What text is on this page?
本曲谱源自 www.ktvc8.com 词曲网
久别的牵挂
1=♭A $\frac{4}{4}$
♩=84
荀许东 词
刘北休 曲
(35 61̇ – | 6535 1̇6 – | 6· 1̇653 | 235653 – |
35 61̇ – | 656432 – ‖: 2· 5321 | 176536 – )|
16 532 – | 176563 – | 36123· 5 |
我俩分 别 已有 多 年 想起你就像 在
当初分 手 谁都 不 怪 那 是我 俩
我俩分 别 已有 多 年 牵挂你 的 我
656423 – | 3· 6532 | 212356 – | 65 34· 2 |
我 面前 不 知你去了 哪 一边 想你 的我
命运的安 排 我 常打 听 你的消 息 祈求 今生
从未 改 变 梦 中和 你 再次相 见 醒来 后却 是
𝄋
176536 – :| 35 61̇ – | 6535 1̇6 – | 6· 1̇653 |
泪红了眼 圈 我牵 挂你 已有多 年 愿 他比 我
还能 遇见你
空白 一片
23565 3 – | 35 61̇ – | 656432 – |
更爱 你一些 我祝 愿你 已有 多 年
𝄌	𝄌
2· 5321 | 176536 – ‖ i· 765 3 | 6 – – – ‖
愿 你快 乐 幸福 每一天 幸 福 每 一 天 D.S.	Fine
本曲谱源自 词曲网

......

**STATED EXERCISE**
Retype every entry above, word for word.

**ANSWER TO THE EXERCISE**
What text is on this page?
本曲谱源自 www.ktvc8.com 词曲网
久别的牵挂
1=♭A $\frac{4}{4}$
♩=84
荀许东 词
刘北休 曲
(35 61̇ – | 6535 1̇6 – | 6· 1̇653 | 235653 – |
35 61̇ – | 656432 – ‖: 2· 5321 | 176536 – )|
16 532 – | 176563 – | 36123· 5 |
我俩分 别 已有 多 年 想起你就像 在
当初分 手 谁都 不 怪 那 是我 俩
我俩分 别 已有 多 年 牵挂你 的 我
656423 – | 3· 6532 | 212356 – | 65 34· 2 |
我 面前 不 知你去了 哪 一边 想你 的我
命运的安 排 我 常打 听 你的消 息 祈求 今生
从未 改 变 梦 中和 你 再次相 见 醒来 后却 是
𝄋
176536 – :| 35 61̇ – | 6535 1̇6 – | 6· 1̇653 |
泪红了眼 圈 我牵 挂你 已有多 年 愿 他比 我
还能 遇见你
空白 一片
23565 3 – | 35 61̇ – | 656432 – |
更爱 你一些 我祝 愿你 已有 多 年
𝄌	𝄌
2· 5321 | 176536 – ‖ i· 765 3 | 6 – – – ‖
愿 你快 乐 幸福 每一天 幸 福 每 一 天 D.S.	Fine
本曲谱源自 词曲网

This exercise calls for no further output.